▸ Source data:

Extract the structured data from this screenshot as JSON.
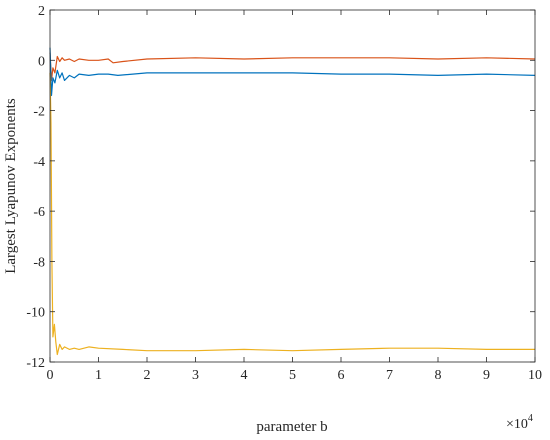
{
  "chart_data": {
    "type": "line",
    "title": "",
    "xlabel": "parameter b",
    "ylabel": "Largest Lyapunov Exponents",
    "x_exponent_label": "×10",
    "x_exponent_power": "4",
    "xlim": [
      0,
      100000
    ],
    "ylim": [
      -12,
      2
    ],
    "x_ticks": [
      0,
      10000,
      20000,
      30000,
      40000,
      50000,
      60000,
      70000,
      80000,
      90000,
      100000
    ],
    "x_tick_labels": [
      "0",
      "1",
      "2",
      "3",
      "4",
      "5",
      "6",
      "7",
      "8",
      "9",
      "10"
    ],
    "y_ticks": [
      2,
      0,
      -2,
      -4,
      -6,
      -8,
      -10,
      -12
    ],
    "y_tick_labels": [
      "2",
      "0",
      "-2",
      "-4",
      "-6",
      "-8",
      "-10",
      "-12"
    ],
    "grid": false,
    "legend": "none",
    "series": [
      {
        "color": "#D95319",
        "x": [
          0,
          300,
          600,
          1000,
          1500,
          2000,
          2500,
          3000,
          4000,
          5000,
          6000,
          8000,
          10000,
          12000,
          13000,
          15000,
          20000,
          30000,
          40000,
          50000,
          60000,
          70000,
          80000,
          90000,
          100000
        ],
        "y": [
          0.3,
          -0.8,
          -0.3,
          -0.5,
          0.15,
          -0.05,
          0.1,
          0.0,
          0.05,
          -0.05,
          0.05,
          0.0,
          0.0,
          0.05,
          -0.1,
          -0.05,
          0.05,
          0.1,
          0.05,
          0.1,
          0.1,
          0.1,
          0.05,
          0.1,
          0.05
        ]
      },
      {
        "color": "#0072BD",
        "x": [
          0,
          300,
          600,
          1000,
          1500,
          2000,
          2500,
          3000,
          4000,
          5000,
          6000,
          8000,
          10000,
          12000,
          14000,
          20000,
          30000,
          40000,
          50000,
          60000,
          70000,
          80000,
          90000,
          100000
        ],
        "y": [
          0.5,
          -1.4,
          -0.7,
          -0.9,
          -0.4,
          -0.7,
          -0.5,
          -0.8,
          -0.6,
          -0.7,
          -0.55,
          -0.6,
          -0.55,
          -0.55,
          -0.6,
          -0.5,
          -0.5,
          -0.5,
          -0.5,
          -0.55,
          -0.55,
          -0.6,
          -0.55,
          -0.6
        ]
      },
      {
        "color": "#EDB120",
        "x": [
          0,
          200,
          400,
          600,
          900,
          1200,
          1500,
          2000,
          2500,
          3000,
          4000,
          5000,
          6000,
          8000,
          10000,
          15000,
          20000,
          30000,
          40000,
          50000,
          60000,
          70000,
          80000,
          90000,
          100000
        ],
        "y": [
          -0.5,
          -2.5,
          -8,
          -11,
          -10.5,
          -11.2,
          -11.7,
          -11.3,
          -11.5,
          -11.4,
          -11.5,
          -11.45,
          -11.5,
          -11.4,
          -11.45,
          -11.5,
          -11.55,
          -11.55,
          -11.5,
          -11.55,
          -11.5,
          -11.45,
          -11.45,
          -11.5,
          -11.5
        ]
      }
    ]
  }
}
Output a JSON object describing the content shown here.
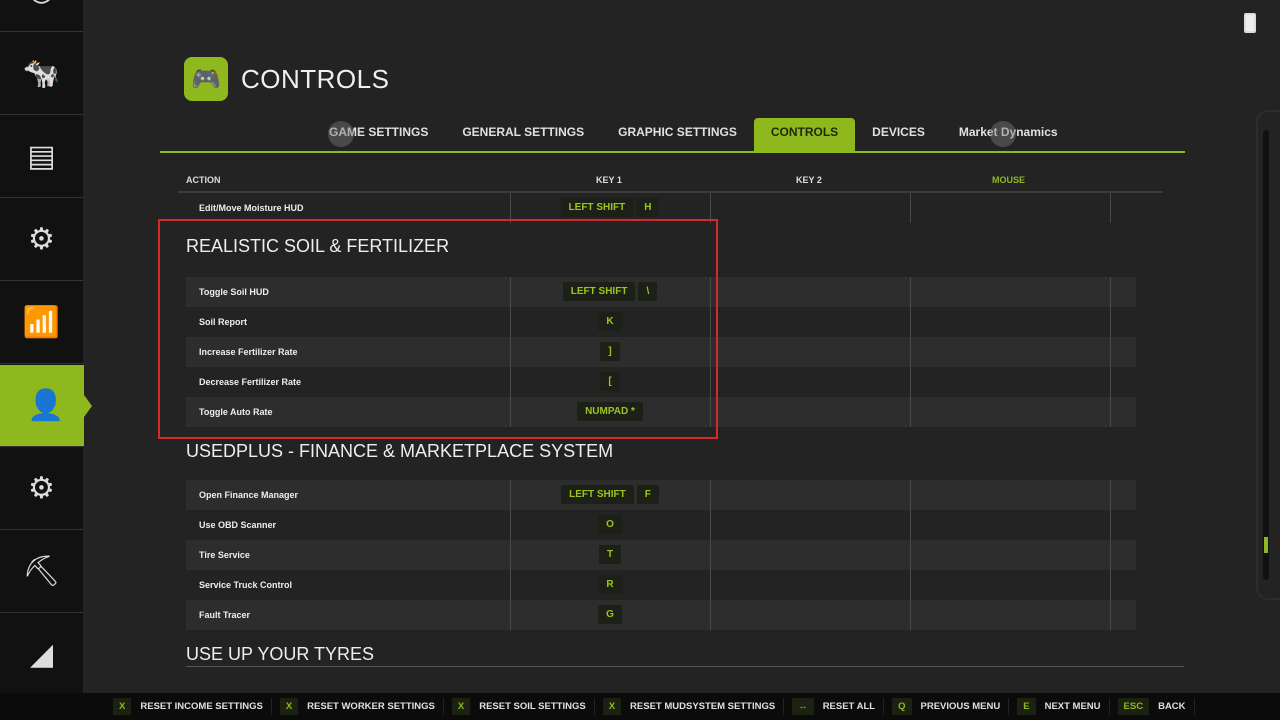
{
  "sidebar": {
    "items": [
      {
        "icon": "clock-icon",
        "glyph": "◷"
      },
      {
        "icon": "cow-icon",
        "glyph": "🐄"
      },
      {
        "icon": "contracts-icon",
        "glyph": "▤"
      },
      {
        "icon": "production-icon",
        "glyph": "⚙"
      },
      {
        "icon": "statistics-icon",
        "glyph": "📶"
      },
      {
        "icon": "workers-icon",
        "glyph": "👤"
      },
      {
        "icon": "settings-icon",
        "glyph": "⚙"
      },
      {
        "icon": "excavator-icon",
        "glyph": "⛏"
      },
      {
        "icon": "progress-icon",
        "glyph": "◢"
      }
    ],
    "active_index": 5
  },
  "header": {
    "title": "CONTROLS",
    "icon": "gamepad-icon"
  },
  "tabs": [
    {
      "label": "GAME SETTINGS"
    },
    {
      "label": "GENERAL SETTINGS"
    },
    {
      "label": "GRAPHIC SETTINGS"
    },
    {
      "label": "CONTROLS",
      "active": true
    },
    {
      "label": "DEVICES"
    },
    {
      "label": "Market Dynamics"
    }
  ],
  "table": {
    "columns": {
      "action": "ACTION",
      "key1": "KEY 1",
      "key2": "KEY 2",
      "mouse": "MOUSE"
    },
    "top_row": {
      "action": "Edit/Move Moisture HUD",
      "keys": [
        "LEFT SHIFT",
        "H"
      ]
    },
    "sections": [
      {
        "title": "REALISTIC SOIL & FERTILIZER",
        "rows": [
          {
            "action": "Toggle Soil HUD",
            "keys": [
              "LEFT SHIFT",
              "\\"
            ]
          },
          {
            "action": "Soil Report",
            "keys": [
              "K"
            ]
          },
          {
            "action": "Increase Fertilizer Rate",
            "keys": [
              "]"
            ]
          },
          {
            "action": "Decrease Fertilizer Rate",
            "keys": [
              "["
            ]
          },
          {
            "action": "Toggle Auto Rate",
            "keys": [
              "NUMPAD *"
            ]
          }
        ]
      },
      {
        "title": "USEDPLUS - FINANCE & MARKETPLACE SYSTEM",
        "rows": [
          {
            "action": "Open Finance Manager",
            "keys": [
              "LEFT SHIFT",
              "F"
            ]
          },
          {
            "action": "Use OBD Scanner",
            "keys": [
              "O"
            ]
          },
          {
            "action": "Tire Service",
            "keys": [
              "T"
            ]
          },
          {
            "action": "Service Truck Control",
            "keys": [
              "R"
            ]
          },
          {
            "action": "Fault Tracer",
            "keys": [
              "G"
            ]
          }
        ]
      },
      {
        "title": "USE UP YOUR TYRES",
        "rows": []
      }
    ]
  },
  "footer": [
    {
      "key": "X",
      "label": "RESET INCOME SETTINGS"
    },
    {
      "key": "X",
      "label": "RESET WORKER SETTINGS"
    },
    {
      "key": "X",
      "label": "RESET SOIL SETTINGS"
    },
    {
      "key": "X",
      "label": "RESET MUDSYSTEM SETTINGS"
    },
    {
      "key": "↔",
      "label": "RESET ALL"
    },
    {
      "key": "Q",
      "label": "PREVIOUS MENU"
    },
    {
      "key": "E",
      "label": "NEXT MENU"
    },
    {
      "key": "ESC",
      "label": "BACK"
    }
  ],
  "colors": {
    "accent": "#8fb81e",
    "highlight_box": "#d62a2a",
    "background": "#232323"
  },
  "scroll_position": 0.9
}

▸ Problem details:
The records above are to be restated exactly, without their pictures.

▸ Answer to this exercise:
Extract the structured data from this screenshot as JSON.
{
  "chart_data": {
    "type": "line",
    "title": "",
    "xlabel": "parameter b",
    "ylabel": "Largest Lyapunov Exponents",
    "x_exponent_label": "×10",
    "x_exponent_power": "4",
    "xlim": [
      0,
      100000
    ],
    "ylim": [
      -12,
      2
    ],
    "x_ticks": [
      0,
      10000,
      20000,
      30000,
      40000,
      50000,
      60000,
      70000,
      80000,
      90000,
      100000
    ],
    "x_tick_labels": [
      "0",
      "1",
      "2",
      "3",
      "4",
      "5",
      "6",
      "7",
      "8",
      "9",
      "10"
    ],
    "y_ticks": [
      2,
      0,
      -2,
      -4,
      -6,
      -8,
      -10,
      -12
    ],
    "y_tick_labels": [
      "2",
      "0",
      "-2",
      "-4",
      "-6",
      "-8",
      "-10",
      "-12"
    ],
    "grid": false,
    "legend": "none",
    "series": [
      {
        "color": "#D95319",
        "x": [
          0,
          300,
          600,
          1000,
          1500,
          2000,
          2500,
          3000,
          4000,
          5000,
          6000,
          8000,
          10000,
          12000,
          13000,
          15000,
          20000,
          30000,
          40000,
          50000,
          60000,
          70000,
          80000,
          90000,
          100000
        ],
        "y": [
          0.3,
          -0.8,
          -0.3,
          -0.5,
          0.15,
          -0.05,
          0.1,
          0.0,
          0.05,
          -0.05,
          0.05,
          0.0,
          0.0,
          0.05,
          -0.1,
          -0.05,
          0.05,
          0.1,
          0.05,
          0.1,
          0.1,
          0.1,
          0.05,
          0.1,
          0.05
        ]
      },
      {
        "color": "#0072BD",
        "x": [
          0,
          300,
          600,
          1000,
          1500,
          2000,
          2500,
          3000,
          4000,
          5000,
          6000,
          8000,
          10000,
          12000,
          14000,
          20000,
          30000,
          40000,
          50000,
          60000,
          70000,
          80000,
          90000,
          100000
        ],
        "y": [
          0.5,
          -1.4,
          -0.7,
          -0.9,
          -0.4,
          -0.7,
          -0.5,
          -0.8,
          -0.6,
          -0.7,
          -0.55,
          -0.6,
          -0.55,
          -0.55,
          -0.6,
          -0.5,
          -0.5,
          -0.5,
          -0.5,
          -0.55,
          -0.55,
          -0.6,
          -0.55,
          -0.6
        ]
      },
      {
        "color": "#EDB120",
        "x": [
          0,
          200,
          400,
          600,
          900,
          1200,
          1500,
          2000,
          2500,
          3000,
          4000,
          5000,
          6000,
          8000,
          10000,
          15000,
          20000,
          30000,
          40000,
          50000,
          60000,
          70000,
          80000,
          90000,
          100000
        ],
        "y": [
          -0.5,
          -2.5,
          -8,
          -11,
          -10.5,
          -11.2,
          -11.7,
          -11.3,
          -11.5,
          -11.4,
          -11.5,
          -11.45,
          -11.5,
          -11.4,
          -11.45,
          -11.5,
          -11.55,
          -11.55,
          -11.5,
          -11.55,
          -11.5,
          -11.45,
          -11.45,
          -11.5,
          -11.5
        ]
      }
    ]
  }
}
Output a JSON object describing the content shown here.
{
  "sidebar": {
    "items": [
      {
        "icon": "clock-icon",
        "glyph": "◷"
      },
      {
        "icon": "cow-icon",
        "glyph": "🐄"
      },
      {
        "icon": "contracts-icon",
        "glyph": "▤"
      },
      {
        "icon": "production-icon",
        "glyph": "⚙"
      },
      {
        "icon": "statistics-icon",
        "glyph": "📶"
      },
      {
        "icon": "workers-icon",
        "glyph": "👤"
      },
      {
        "icon": "settings-icon",
        "glyph": "⚙"
      },
      {
        "icon": "excavator-icon",
        "glyph": "⛏"
      },
      {
        "icon": "progress-icon",
        "glyph": "◢"
      }
    ],
    "active_index": 5
  },
  "header": {
    "title": "CONTROLS",
    "icon": "gamepad-icon"
  },
  "tabs": [
    {
      "label": "GAME SETTINGS"
    },
    {
      "label": "GENERAL SETTINGS"
    },
    {
      "label": "GRAPHIC SETTINGS"
    },
    {
      "label": "CONTROLS",
      "active": true
    },
    {
      "label": "DEVICES"
    },
    {
      "label": "Market Dynamics"
    }
  ],
  "table": {
    "columns": {
      "action": "ACTION",
      "key1": "KEY 1",
      "key2": "KEY 2",
      "mouse": "MOUSE"
    },
    "top_row": {
      "action": "Edit/Move Moisture HUD",
      "keys": [
        "LEFT SHIFT",
        "H"
      ]
    },
    "sections": [
      {
        "title": "REALISTIC SOIL & FERTILIZER",
        "rows": [
          {
            "action": "Toggle Soil HUD",
            "keys": [
              "LEFT SHIFT",
              "\\"
            ]
          },
          {
            "action": "Soil Report",
            "keys": [
              "K"
            ]
          },
          {
            "action": "Increase Fertilizer Rate",
            "keys": [
              "]"
            ]
          },
          {
            "action": "Decrease Fertilizer Rate",
            "keys": [
              "["
            ]
          },
          {
            "action": "Toggle Auto Rate",
            "keys": [
              "NUMPAD *"
            ]
          }
        ]
      },
      {
        "title": "USEDPLUS - FINANCE & MARKETPLACE SYSTEM",
        "rows": [
          {
            "action": "Open Finance Manager",
            "keys": [
              "LEFT SHIFT",
              "F"
            ]
          },
          {
            "action": "Use OBD Scanner",
            "keys": [
              "O"
            ]
          },
          {
            "action": "Tire Service",
            "keys": [
              "T"
            ]
          },
          {
            "action": "Service Truck Control",
            "keys": [
              "R"
            ]
          },
          {
            "action": "Fault Tracer",
            "keys": [
              "G"
            ]
          }
        ]
      },
      {
        "title": "USE UP YOUR TYRES",
        "rows": []
      }
    ]
  },
  "footer": [
    {
      "key": "X",
      "label": "RESET INCOME SETTINGS"
    },
    {
      "key": "X",
      "label": "RESET WORKER SETTINGS"
    },
    {
      "key": "X",
      "label": "RESET SOIL SETTINGS"
    },
    {
      "key": "X",
      "label": "RESET MUDSYSTEM SETTINGS"
    },
    {
      "key": "↔",
      "label": "RESET ALL"
    },
    {
      "key": "Q",
      "label": "PREVIOUS MENU"
    },
    {
      "key": "E",
      "label": "NEXT MENU"
    },
    {
      "key": "ESC",
      "label": "BACK"
    }
  ],
  "colors": {
    "accent": "#8fb81e",
    "highlight_box": "#d62a2a",
    "background": "#232323"
  },
  "scroll_position": 0.9
}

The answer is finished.